◆ DIRECTIONS
Return each line containing the string "screenshot".

◆ RECORDS PROVIDED
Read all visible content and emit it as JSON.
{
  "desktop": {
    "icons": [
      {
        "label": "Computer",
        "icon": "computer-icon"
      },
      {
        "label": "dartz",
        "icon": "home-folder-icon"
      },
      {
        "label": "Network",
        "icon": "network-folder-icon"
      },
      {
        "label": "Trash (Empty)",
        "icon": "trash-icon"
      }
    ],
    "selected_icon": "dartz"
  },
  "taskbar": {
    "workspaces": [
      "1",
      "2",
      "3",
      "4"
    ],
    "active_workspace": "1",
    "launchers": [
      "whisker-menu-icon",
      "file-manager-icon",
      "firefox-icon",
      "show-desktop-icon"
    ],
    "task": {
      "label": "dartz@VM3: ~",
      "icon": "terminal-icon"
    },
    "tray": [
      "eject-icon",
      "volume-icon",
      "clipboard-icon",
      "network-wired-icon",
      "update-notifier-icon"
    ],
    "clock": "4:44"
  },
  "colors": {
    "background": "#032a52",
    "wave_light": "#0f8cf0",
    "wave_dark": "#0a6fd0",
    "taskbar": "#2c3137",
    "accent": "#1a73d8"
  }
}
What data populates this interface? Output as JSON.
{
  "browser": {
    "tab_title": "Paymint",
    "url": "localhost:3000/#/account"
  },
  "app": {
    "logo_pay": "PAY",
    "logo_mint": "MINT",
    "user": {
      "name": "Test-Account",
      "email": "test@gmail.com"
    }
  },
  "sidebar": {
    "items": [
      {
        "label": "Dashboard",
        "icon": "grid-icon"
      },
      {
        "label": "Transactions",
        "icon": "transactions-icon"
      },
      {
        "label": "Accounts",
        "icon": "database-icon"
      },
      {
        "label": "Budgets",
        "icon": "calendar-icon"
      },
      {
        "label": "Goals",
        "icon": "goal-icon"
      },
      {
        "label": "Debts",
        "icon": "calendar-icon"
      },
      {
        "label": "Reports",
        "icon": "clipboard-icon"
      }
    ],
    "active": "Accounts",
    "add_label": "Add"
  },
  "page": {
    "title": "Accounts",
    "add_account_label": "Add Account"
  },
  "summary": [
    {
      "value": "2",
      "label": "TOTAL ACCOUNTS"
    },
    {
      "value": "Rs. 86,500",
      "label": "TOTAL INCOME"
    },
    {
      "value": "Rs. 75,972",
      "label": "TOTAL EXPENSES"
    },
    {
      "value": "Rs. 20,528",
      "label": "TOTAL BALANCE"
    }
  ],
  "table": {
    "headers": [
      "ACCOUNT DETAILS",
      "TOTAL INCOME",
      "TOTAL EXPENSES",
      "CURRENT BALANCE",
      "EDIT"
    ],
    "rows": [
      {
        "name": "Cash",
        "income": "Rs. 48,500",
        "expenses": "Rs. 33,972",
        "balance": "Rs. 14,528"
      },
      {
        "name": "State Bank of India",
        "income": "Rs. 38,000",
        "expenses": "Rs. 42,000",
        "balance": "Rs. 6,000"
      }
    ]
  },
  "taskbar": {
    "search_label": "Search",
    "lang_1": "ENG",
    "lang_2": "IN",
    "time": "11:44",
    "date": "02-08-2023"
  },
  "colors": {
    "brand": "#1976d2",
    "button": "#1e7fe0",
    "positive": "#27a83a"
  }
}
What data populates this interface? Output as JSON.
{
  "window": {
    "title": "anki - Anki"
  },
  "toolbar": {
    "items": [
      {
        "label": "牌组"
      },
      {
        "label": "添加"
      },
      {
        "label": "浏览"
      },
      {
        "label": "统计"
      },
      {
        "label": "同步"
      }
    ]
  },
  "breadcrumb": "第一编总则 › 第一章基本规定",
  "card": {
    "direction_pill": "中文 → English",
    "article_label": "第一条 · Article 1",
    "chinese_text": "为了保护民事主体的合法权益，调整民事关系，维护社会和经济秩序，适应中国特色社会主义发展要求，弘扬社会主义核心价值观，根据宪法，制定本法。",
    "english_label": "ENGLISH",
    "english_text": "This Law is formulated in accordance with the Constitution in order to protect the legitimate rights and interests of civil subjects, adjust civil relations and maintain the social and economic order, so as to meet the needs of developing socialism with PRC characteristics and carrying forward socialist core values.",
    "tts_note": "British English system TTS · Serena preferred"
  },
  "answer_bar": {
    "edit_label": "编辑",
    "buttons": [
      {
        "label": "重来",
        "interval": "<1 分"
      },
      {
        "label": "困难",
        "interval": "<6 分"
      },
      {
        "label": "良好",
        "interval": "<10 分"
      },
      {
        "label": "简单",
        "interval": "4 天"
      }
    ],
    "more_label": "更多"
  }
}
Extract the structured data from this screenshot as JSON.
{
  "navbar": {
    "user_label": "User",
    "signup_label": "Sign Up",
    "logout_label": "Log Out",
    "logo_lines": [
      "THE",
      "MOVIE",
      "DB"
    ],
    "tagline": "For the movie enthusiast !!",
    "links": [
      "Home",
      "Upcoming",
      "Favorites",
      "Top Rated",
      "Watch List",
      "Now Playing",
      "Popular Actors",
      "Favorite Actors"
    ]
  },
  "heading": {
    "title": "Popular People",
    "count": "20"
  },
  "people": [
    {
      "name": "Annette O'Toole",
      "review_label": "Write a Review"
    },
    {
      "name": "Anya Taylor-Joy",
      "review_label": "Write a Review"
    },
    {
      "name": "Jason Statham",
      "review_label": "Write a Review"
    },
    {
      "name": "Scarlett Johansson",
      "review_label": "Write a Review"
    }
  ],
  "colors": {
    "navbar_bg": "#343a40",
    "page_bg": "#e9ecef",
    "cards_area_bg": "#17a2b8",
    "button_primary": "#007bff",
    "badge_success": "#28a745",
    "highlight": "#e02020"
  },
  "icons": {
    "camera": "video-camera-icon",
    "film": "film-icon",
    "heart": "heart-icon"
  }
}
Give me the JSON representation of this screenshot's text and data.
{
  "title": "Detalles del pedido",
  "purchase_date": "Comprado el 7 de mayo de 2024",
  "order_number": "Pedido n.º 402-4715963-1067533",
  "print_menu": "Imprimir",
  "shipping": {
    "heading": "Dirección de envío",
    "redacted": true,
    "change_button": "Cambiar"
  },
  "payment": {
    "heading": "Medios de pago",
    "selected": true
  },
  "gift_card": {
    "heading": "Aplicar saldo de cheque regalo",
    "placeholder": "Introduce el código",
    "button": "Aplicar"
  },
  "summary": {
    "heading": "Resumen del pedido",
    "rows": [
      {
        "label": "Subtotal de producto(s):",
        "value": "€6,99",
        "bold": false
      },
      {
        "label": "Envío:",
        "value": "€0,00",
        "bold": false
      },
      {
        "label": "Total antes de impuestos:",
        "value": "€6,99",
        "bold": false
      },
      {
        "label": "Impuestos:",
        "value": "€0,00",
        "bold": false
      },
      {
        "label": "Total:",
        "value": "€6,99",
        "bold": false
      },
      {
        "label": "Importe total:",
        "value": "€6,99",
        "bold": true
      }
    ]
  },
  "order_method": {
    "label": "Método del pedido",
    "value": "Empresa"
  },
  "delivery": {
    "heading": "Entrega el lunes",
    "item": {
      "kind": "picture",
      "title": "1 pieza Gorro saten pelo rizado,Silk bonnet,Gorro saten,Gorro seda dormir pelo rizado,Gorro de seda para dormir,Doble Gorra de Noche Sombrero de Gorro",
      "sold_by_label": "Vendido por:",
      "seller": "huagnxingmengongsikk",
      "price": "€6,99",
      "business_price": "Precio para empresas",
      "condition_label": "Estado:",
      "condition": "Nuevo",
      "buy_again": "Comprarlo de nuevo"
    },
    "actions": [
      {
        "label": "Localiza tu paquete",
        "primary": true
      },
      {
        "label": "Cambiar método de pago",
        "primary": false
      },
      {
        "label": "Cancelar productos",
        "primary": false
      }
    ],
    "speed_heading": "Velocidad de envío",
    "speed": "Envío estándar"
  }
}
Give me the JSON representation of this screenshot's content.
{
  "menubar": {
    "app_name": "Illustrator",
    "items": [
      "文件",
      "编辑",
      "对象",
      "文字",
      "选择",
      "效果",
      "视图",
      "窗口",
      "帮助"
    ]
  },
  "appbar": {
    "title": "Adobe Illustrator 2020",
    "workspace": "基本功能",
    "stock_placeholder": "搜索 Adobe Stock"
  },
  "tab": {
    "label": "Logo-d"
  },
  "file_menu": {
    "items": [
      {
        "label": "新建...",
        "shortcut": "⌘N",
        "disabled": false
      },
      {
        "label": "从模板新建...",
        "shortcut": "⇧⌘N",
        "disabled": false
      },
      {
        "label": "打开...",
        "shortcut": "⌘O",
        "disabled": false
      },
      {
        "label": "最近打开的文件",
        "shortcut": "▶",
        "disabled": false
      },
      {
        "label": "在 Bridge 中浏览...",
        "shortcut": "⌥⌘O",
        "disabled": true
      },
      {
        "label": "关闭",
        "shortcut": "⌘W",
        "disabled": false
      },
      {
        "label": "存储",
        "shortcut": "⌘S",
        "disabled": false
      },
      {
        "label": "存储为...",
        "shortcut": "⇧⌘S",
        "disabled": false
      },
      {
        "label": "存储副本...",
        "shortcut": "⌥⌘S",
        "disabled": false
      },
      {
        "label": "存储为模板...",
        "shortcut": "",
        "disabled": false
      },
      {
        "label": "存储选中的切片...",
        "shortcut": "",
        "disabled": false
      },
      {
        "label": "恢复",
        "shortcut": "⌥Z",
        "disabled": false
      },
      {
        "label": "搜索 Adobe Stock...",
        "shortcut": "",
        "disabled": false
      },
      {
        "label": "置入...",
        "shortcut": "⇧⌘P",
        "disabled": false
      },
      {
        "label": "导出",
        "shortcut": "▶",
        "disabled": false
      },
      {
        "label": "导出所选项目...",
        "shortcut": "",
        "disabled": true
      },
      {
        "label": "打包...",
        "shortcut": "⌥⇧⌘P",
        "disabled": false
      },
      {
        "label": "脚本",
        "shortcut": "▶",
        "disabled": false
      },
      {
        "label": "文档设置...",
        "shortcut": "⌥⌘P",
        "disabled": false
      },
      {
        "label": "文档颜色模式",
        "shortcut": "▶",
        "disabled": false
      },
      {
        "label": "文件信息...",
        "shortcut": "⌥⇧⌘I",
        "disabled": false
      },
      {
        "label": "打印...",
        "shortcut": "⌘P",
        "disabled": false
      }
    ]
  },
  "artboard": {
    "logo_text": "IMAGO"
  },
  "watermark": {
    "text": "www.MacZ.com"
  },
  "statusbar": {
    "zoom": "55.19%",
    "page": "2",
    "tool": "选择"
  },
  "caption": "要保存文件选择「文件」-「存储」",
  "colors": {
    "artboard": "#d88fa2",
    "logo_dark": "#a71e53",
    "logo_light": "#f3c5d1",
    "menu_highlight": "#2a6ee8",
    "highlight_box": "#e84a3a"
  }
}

◆ SOLUTION TO THIS TASK
Extract the structured data from this screenshot as JSON.
Give me the JSON representation of this screenshot's text and data.
Give me the JSON representation of this screenshot's content.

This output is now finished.